··· Material to process ···

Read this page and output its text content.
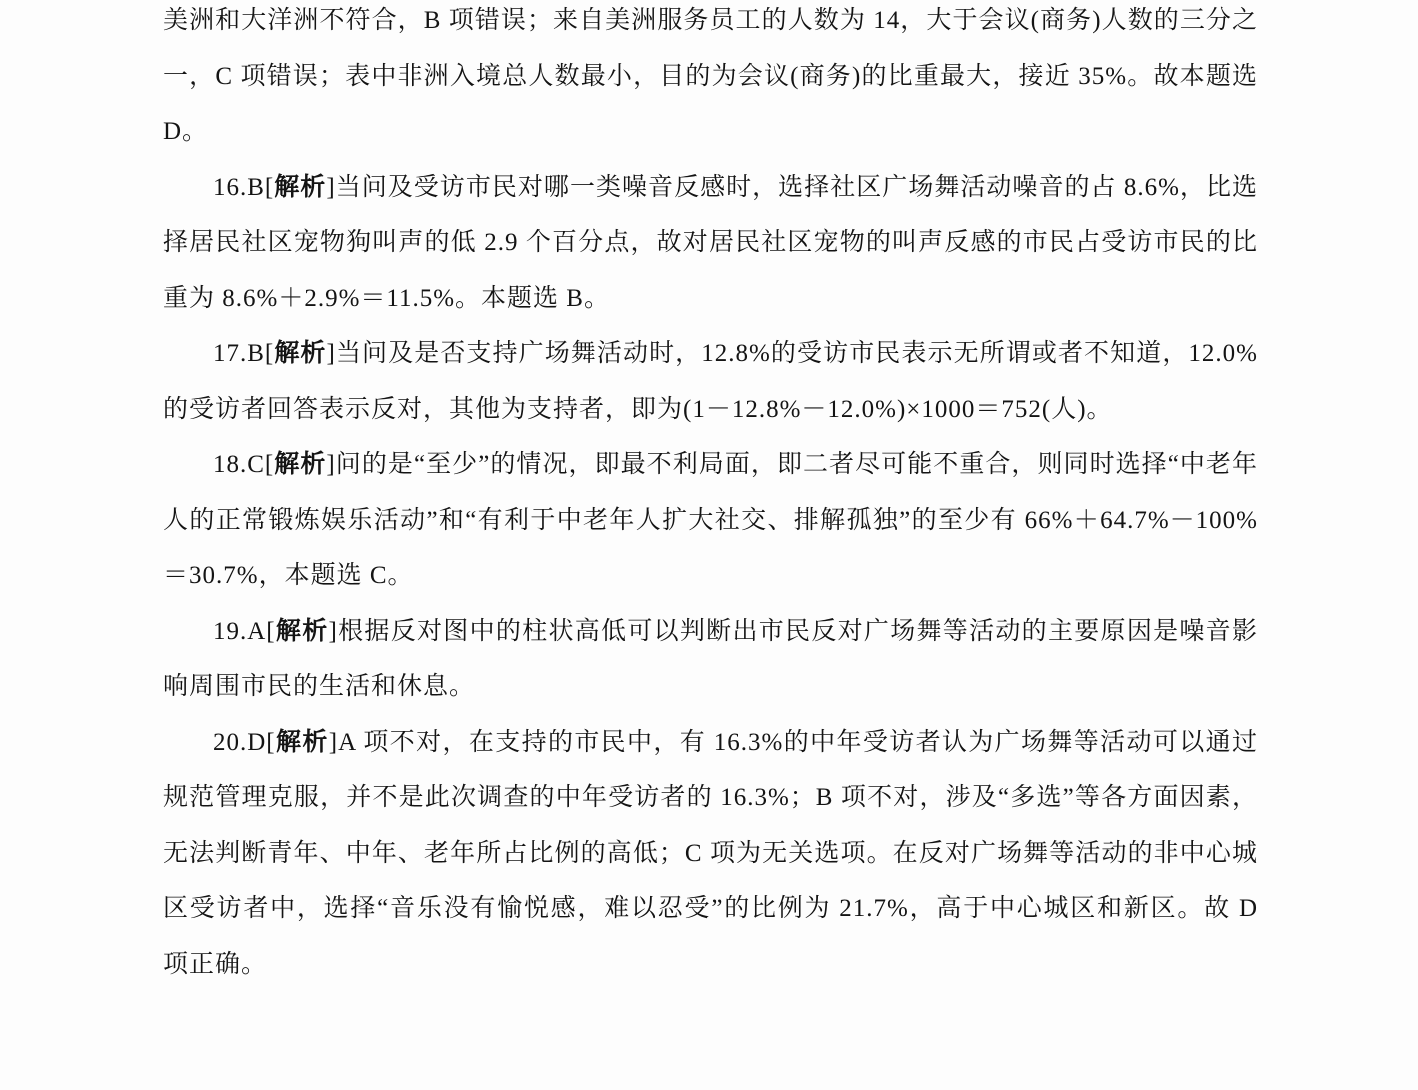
美洲和大洋洲不符合，B 项错误；来自美洲服务员工的人数为 14，大于会议(商务)人数的三分之一，C 项错误；表中非洲入境总人数最小，目的为会议(商务)的比重最大，接近 35%。故本题选 D。

16.B[解析]当问及受访市民对哪一类噪音反感时，选择社区广场舞活动噪音的占 8.6%，比选择居民社区宠物狗叫声的低 2.9 个百分点，故对居民社区宠物的叫声反感的市民占受访市民的比重为 8.6%＋2.9%＝11.5%。本题选 B。

17.B[解析]当问及是否支持广场舞活动时，12.8%的受访市民表示无所谓或者不知道，12.0%的受访者回答表示反对，其他为支持者，即为(1－12.8%－12.0%)×1000＝752(人)。

18.C[解析]问的是“至少”的情况，即最不利局面，即二者尽可能不重合，则同时选择“中老年人的正常锻炼娱乐活动”和“有利于中老年人扩大社交、排解孤独”的至少有 66%＋64.7%－100%＝30.7%，本题选 C。

19.A[解析]根据反对图中的柱状高低可以判断出市民反对广场舞等活动的主要原因是噪音影响周围市民的生活和休息。

20.D[解析]A 项不对，在支持的市民中，有 16.3%的中年受访者认为广场舞等活动可以通过规范管理克服，并不是此次调查的中年受访者的 16.3%；B 项不对，涉及“多选”等各方面因素，无法判断青年、中年、老年所占比例的高低；C 项为无关选项。在反对广场舞等活动的非中心城区受访者中，选择“音乐没有愉悦感，难以忍受”的比例为 21.7%，高于中心城区和新区。故 D 项正确。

···

[Short task]
Pictures are to be left out; the records above must be repeated word for word.

[Output for this exercise]
Read this page and output its text content.
美洲和大洋洲不符合，B 项错误；来自美洲服务员工的人数为 14，大于会议(商务)人数的三分之一，C 项错误；表中非洲入境总人数最小，目的为会议(商务)的比重最大，接近 35%。故本题选 D。

16.B[解析]当问及受访市民对哪一类噪音反感时，选择社区广场舞活动噪音的占 8.6%，比选择居民社区宠物狗叫声的低 2.9 个百分点，故对居民社区宠物的叫声反感的市民占受访市民的比重为 8.6%＋2.9%＝11.5%。本题选 B。

17.B[解析]当问及是否支持广场舞活动时，12.8%的受访市民表示无所谓或者不知道，12.0%的受访者回答表示反对，其他为支持者，即为(1－12.8%－12.0%)×1000＝752(人)。

18.C[解析]问的是“至少”的情况，即最不利局面，即二者尽可能不重合，则同时选择“中老年人的正常锻炼娱乐活动”和“有利于中老年人扩大社交、排解孤独”的至少有 66%＋64.7%－100%＝30.7%，本题选 C。

19.A[解析]根据反对图中的柱状高低可以判断出市民反对广场舞等活动的主要原因是噪音影响周围市民的生活和休息。

20.D[解析]A 项不对，在支持的市民中，有 16.3%的中年受访者认为广场舞等活动可以通过规范管理克服，并不是此次调查的中年受访者的 16.3%；B 项不对，涉及“多选”等各方面因素，无法判断青年、中年、老年所占比例的高低；C 项为无关选项。在反对广场舞等活动的非中心城区受访者中，选择“音乐没有愉悦感，难以忍受”的比例为 21.7%，高于中心城区和新区。故 D 项正确。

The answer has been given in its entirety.